Reading passage>

────────────────────

Expatica news

No-one pressured meinsists Dutroux investigator

8 March 2004

BRUSSELS – The Belgian public prosecutor in charge of handling the investigation into the crimes of alleged child murderer Marc Dutroux on Monday insisted no-one had tried to interfere with his enquiries.

Speaking at the opening of the second week of Dutroux’s trial in the Belgian city of Arlon, prosecutor Jacques Langlois said he had worked entirely independently since taking on the Dutroux case in 1996.

He told the court that he wanted to say in a “firm and definitive” manner that he had “not be put under any pressure” by either the police, Belgian politicians or the country’s legal establishment.

Ever since the Dutroux investigation began nearly eight years ago, rumours have abounded in Belgium that the suspected child killer is being protected by shadowy people in high places. The rumours have never been proved.

Langlois also said on Monday that crimes Dutroux committed in 1985 could in some ways be seen as a ‘blueprint’ for the current offences he stands accused of.

────────────────────

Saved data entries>
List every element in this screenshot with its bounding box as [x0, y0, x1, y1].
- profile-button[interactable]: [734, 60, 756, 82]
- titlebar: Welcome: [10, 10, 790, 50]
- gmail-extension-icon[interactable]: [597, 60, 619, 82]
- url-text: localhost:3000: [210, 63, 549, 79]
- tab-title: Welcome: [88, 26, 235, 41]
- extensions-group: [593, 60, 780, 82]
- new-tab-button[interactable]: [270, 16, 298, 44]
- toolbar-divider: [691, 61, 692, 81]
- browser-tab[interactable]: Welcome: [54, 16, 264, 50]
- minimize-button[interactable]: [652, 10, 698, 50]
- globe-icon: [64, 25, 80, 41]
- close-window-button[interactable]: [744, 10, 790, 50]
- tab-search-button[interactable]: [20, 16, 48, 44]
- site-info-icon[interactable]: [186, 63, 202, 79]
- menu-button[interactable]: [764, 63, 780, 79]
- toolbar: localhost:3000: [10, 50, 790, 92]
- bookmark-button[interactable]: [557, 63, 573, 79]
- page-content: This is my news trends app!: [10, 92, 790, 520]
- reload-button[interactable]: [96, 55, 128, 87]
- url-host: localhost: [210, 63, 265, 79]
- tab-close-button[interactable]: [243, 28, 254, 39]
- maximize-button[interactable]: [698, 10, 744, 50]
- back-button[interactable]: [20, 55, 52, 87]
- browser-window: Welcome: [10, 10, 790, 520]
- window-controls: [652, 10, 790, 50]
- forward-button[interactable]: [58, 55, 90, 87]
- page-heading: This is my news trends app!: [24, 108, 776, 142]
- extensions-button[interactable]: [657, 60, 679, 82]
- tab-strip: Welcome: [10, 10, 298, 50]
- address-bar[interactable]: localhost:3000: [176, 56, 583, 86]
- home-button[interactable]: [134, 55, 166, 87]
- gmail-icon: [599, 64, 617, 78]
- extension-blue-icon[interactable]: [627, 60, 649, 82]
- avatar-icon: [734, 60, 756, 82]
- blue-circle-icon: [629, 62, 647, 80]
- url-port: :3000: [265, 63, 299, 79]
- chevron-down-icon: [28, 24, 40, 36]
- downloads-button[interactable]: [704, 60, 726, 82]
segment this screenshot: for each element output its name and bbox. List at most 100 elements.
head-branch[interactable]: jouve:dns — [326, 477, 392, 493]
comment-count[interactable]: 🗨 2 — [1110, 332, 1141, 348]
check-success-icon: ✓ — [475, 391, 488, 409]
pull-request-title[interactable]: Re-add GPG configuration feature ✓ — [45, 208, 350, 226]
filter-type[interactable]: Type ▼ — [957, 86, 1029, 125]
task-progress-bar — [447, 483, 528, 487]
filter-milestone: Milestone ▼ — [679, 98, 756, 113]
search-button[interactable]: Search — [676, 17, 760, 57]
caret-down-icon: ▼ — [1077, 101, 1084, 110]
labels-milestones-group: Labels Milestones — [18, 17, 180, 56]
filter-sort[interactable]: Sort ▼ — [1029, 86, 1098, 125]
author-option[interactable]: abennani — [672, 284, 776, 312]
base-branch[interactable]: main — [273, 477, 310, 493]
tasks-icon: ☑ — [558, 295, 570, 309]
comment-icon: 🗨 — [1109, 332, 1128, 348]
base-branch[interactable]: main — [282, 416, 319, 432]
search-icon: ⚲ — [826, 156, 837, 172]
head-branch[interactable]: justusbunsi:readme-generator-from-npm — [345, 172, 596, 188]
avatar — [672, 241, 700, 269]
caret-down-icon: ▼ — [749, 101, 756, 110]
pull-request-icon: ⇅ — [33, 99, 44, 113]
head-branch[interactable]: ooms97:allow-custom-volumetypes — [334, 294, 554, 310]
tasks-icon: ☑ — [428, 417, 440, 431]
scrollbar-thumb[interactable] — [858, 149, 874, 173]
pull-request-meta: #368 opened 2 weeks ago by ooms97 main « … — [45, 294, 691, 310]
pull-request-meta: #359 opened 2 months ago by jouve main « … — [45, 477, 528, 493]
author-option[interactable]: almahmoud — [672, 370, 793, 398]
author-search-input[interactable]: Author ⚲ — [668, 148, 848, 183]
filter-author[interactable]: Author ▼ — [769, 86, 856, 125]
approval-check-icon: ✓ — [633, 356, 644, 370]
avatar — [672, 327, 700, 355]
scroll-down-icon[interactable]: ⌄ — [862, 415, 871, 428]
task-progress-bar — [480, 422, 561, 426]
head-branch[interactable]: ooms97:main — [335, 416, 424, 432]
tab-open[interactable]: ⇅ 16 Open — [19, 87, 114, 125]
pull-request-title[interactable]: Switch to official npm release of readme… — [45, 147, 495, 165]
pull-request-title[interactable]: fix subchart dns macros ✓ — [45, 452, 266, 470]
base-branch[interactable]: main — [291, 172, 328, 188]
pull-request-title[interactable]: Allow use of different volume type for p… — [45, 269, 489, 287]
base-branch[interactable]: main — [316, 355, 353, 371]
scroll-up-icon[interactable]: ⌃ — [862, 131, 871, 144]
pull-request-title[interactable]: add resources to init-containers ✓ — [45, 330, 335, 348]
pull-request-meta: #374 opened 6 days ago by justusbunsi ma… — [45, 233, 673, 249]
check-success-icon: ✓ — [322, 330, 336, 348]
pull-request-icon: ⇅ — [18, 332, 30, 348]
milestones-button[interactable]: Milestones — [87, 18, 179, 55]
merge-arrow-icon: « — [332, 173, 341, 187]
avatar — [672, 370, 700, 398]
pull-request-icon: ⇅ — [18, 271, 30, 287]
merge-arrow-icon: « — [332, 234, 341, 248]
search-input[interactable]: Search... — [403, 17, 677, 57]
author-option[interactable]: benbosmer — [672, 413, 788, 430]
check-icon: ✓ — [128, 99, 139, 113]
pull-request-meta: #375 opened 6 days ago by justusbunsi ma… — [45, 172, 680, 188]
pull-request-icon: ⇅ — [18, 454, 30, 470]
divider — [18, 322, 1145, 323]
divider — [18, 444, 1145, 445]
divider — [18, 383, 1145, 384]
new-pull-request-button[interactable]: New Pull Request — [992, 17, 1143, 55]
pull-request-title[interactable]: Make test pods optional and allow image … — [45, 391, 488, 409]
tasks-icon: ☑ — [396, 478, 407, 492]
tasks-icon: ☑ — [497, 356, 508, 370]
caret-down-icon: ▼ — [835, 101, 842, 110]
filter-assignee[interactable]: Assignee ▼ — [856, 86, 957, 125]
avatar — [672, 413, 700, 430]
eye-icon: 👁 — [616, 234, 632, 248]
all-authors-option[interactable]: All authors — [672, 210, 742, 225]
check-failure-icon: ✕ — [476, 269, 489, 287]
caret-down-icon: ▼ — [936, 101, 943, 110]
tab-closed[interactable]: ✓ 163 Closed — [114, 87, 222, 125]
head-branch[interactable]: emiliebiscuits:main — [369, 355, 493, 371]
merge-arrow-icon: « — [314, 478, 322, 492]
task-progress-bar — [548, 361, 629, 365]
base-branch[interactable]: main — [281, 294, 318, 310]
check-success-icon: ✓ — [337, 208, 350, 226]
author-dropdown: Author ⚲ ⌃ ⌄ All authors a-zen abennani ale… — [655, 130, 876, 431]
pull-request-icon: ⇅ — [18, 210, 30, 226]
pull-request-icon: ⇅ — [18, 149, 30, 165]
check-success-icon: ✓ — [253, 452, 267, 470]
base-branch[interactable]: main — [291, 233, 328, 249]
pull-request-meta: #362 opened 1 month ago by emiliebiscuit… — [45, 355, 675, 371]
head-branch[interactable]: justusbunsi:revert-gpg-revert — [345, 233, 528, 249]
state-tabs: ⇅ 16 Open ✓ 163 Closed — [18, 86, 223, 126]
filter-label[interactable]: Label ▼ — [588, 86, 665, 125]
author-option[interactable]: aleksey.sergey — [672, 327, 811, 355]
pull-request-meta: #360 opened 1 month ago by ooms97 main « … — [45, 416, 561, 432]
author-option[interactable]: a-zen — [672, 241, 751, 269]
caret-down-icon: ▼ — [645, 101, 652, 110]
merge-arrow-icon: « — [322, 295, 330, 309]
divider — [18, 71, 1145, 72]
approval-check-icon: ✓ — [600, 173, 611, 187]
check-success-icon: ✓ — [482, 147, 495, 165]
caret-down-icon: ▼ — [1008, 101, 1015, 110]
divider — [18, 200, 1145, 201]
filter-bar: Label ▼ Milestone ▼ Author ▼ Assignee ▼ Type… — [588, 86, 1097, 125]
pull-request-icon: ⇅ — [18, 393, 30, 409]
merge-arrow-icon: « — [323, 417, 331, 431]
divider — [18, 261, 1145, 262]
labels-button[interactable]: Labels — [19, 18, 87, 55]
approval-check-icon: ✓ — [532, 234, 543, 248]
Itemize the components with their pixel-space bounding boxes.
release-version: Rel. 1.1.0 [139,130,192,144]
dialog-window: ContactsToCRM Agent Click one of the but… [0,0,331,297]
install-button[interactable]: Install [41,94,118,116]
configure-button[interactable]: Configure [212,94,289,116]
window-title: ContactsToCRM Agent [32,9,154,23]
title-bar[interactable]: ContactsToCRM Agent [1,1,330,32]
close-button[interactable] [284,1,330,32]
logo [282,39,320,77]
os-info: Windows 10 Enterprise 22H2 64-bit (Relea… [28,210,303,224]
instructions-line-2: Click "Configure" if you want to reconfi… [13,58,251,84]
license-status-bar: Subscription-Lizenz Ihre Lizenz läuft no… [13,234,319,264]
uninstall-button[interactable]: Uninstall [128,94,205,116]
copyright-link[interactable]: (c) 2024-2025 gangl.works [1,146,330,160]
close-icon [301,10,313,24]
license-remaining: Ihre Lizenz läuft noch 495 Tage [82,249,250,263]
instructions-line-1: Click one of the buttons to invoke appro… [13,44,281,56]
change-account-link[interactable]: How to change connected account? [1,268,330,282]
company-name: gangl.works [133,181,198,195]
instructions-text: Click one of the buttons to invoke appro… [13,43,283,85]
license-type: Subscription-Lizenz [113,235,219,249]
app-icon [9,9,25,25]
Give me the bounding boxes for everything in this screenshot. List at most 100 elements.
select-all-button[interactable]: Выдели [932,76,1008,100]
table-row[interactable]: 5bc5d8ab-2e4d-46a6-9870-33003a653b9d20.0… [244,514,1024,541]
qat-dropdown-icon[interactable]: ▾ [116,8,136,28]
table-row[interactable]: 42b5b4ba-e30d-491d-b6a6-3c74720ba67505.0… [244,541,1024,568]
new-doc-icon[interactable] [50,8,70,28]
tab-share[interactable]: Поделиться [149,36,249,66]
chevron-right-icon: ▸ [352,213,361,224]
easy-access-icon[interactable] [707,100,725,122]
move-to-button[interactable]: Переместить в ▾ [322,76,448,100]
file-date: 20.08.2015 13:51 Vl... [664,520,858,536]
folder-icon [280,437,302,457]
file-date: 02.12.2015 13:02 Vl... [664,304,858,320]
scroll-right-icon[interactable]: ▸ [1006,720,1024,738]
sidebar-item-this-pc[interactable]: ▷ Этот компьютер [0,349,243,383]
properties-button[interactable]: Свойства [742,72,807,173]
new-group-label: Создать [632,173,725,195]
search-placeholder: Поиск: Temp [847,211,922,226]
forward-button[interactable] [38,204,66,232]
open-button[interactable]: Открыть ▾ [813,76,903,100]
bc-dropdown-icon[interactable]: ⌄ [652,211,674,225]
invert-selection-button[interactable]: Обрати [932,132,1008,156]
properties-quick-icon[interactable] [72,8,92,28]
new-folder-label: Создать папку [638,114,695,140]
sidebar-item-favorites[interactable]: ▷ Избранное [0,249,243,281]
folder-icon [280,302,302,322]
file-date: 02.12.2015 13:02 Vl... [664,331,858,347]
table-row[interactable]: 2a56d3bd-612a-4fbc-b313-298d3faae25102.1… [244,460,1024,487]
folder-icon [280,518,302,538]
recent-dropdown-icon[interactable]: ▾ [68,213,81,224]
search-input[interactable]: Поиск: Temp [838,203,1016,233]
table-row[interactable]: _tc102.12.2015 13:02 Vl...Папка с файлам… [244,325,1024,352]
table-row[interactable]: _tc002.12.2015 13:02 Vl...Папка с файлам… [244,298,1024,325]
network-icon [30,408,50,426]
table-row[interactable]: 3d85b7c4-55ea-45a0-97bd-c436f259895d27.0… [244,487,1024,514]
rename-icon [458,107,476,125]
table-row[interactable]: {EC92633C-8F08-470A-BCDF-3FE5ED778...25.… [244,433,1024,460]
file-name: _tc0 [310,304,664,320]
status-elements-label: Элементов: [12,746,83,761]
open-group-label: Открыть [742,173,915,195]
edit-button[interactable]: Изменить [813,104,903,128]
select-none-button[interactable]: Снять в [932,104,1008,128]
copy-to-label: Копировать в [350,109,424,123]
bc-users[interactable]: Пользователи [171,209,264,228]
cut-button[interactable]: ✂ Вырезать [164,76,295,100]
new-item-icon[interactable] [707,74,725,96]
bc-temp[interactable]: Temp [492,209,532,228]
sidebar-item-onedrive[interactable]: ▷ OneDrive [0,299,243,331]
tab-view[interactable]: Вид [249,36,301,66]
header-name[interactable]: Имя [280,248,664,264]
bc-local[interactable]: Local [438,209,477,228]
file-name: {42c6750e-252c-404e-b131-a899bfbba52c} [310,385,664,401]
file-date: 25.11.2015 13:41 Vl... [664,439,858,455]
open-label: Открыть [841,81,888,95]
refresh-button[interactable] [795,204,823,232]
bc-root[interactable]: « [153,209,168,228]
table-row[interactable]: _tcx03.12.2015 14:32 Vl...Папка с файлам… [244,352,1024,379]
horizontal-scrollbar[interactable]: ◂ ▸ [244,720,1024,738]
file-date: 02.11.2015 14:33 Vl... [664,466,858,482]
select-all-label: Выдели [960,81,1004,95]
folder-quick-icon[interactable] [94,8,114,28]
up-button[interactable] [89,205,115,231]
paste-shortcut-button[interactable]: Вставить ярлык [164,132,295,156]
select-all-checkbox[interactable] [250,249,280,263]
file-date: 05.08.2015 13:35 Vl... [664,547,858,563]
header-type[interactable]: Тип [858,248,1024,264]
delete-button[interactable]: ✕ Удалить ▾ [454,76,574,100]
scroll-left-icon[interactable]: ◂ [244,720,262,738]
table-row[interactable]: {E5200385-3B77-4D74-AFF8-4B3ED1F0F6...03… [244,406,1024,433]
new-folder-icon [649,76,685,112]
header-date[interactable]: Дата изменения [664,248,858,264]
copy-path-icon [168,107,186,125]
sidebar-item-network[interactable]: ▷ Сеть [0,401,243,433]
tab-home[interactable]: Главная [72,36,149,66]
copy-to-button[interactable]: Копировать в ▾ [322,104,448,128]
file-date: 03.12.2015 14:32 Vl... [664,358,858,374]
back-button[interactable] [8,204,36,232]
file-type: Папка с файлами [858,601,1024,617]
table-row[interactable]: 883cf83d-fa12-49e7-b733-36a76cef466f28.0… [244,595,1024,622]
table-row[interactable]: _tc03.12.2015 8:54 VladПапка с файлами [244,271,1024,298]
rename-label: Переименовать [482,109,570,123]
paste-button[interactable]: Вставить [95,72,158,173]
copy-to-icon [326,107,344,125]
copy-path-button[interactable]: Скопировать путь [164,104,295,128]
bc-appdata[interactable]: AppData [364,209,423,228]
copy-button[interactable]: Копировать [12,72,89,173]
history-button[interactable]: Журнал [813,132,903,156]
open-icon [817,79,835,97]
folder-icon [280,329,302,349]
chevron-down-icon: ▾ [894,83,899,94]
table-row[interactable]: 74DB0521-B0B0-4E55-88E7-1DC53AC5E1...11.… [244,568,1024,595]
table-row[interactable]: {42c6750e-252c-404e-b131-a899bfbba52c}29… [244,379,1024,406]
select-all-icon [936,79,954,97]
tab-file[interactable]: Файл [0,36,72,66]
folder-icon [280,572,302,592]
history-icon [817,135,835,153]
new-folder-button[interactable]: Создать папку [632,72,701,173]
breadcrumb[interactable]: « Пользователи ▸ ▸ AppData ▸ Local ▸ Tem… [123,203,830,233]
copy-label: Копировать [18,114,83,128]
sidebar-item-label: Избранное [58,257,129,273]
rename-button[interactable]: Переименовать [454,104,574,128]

────────────────────

Set tasks>
1 - Reproduce the Dutroux investigation article from "Expatica news" to "case in 1996.".
2 - Translate this sentence from the Dutroux investigation article into Spanish: "The rumours have never been proved."
3 - According to the Dutroux investigation article, in which Belgian city is Dutroux's trial taking place?

Per-task outputs>
1 -
Expatica news

No-one pressured meinsists Dutroux investigator

8 March 2004

BRUSSELS – The Belgian public prosecutor in charge of handling the investigation into the crimes of alleged child murderer Marc Dutroux on Monday insisted no-one had tried to interfere with his enquiries.

Speaking at the opening of the second week of Dutroux’s trial in the Belgian city of Arlon, prosecutor Jacques Langlois said he had worked entirely independently since taking on the Dutroux case in 1996.

2 - Los rumores nunca se han demostrado.

3 - Arlon